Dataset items
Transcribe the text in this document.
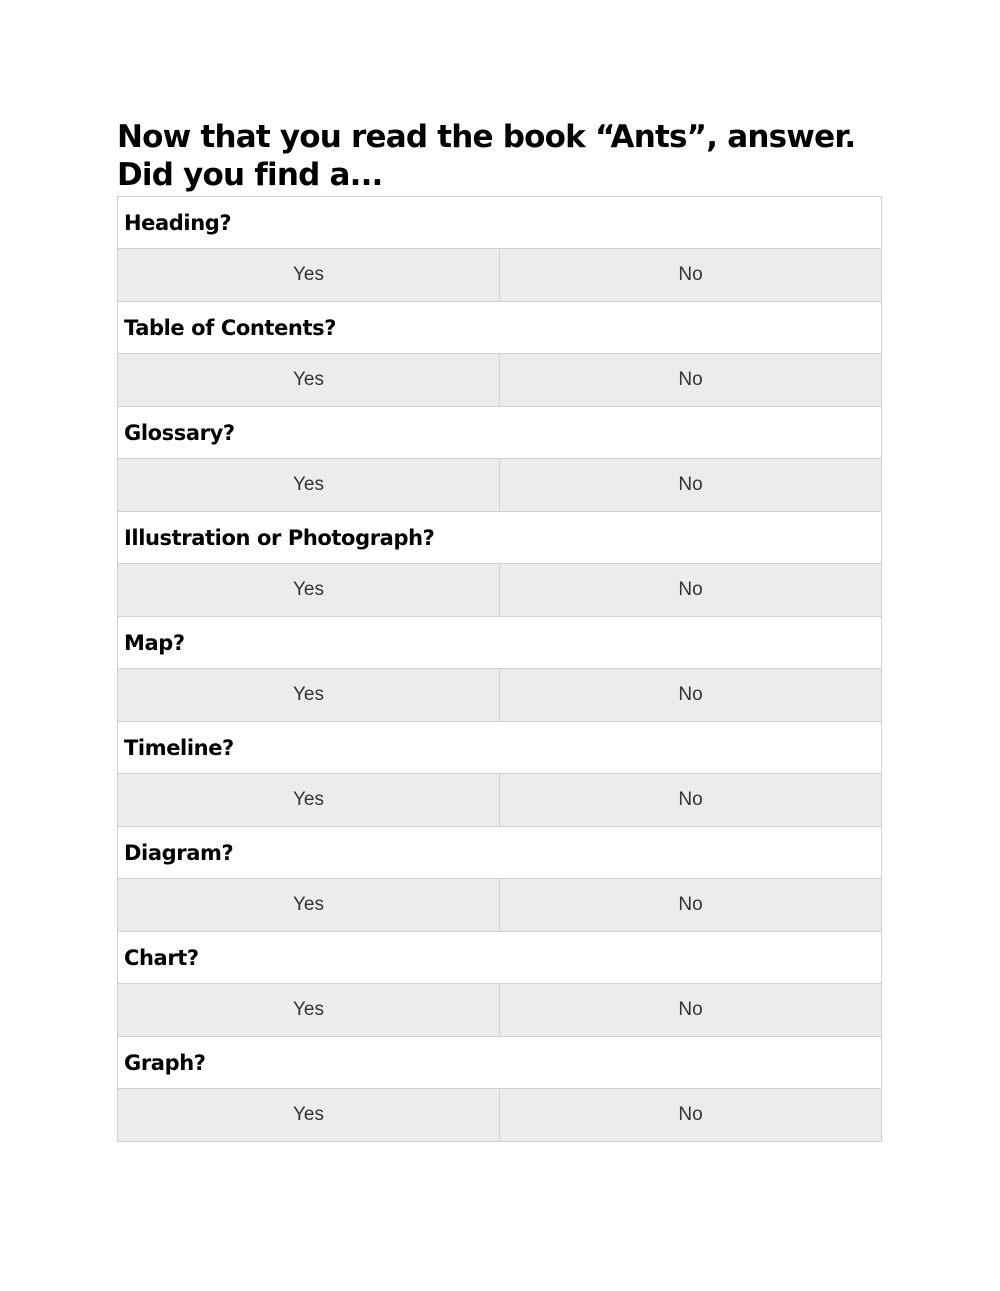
Now that you read the book “Ants”, answer.
Did you find a...
Heading?
Yes	No
Table of Contents?
Yes	No
Glossary?
Yes	No
Illustration or Photograph?
Yes	No
Map?
Yes	No
Timeline?
Yes	No
Diagram?
Yes	No
Chart?
Yes	No
Graph?
Yes	No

Given problem: Your task is to repeat the data above exactly while excluding the pictures.

Task answer:
Transcribe the text in this document.
Now that you read the book “Ants”, answer.
Did you find a...
Heading?
Yes	No
Table of Contents?
Yes	No
Glossary?
Yes	No
Illustration or Photograph?
Yes	No
Map?
Yes	No
Timeline?
Yes	No
Diagram?
Yes	No
Chart?
Yes	No
Graph?
Yes	No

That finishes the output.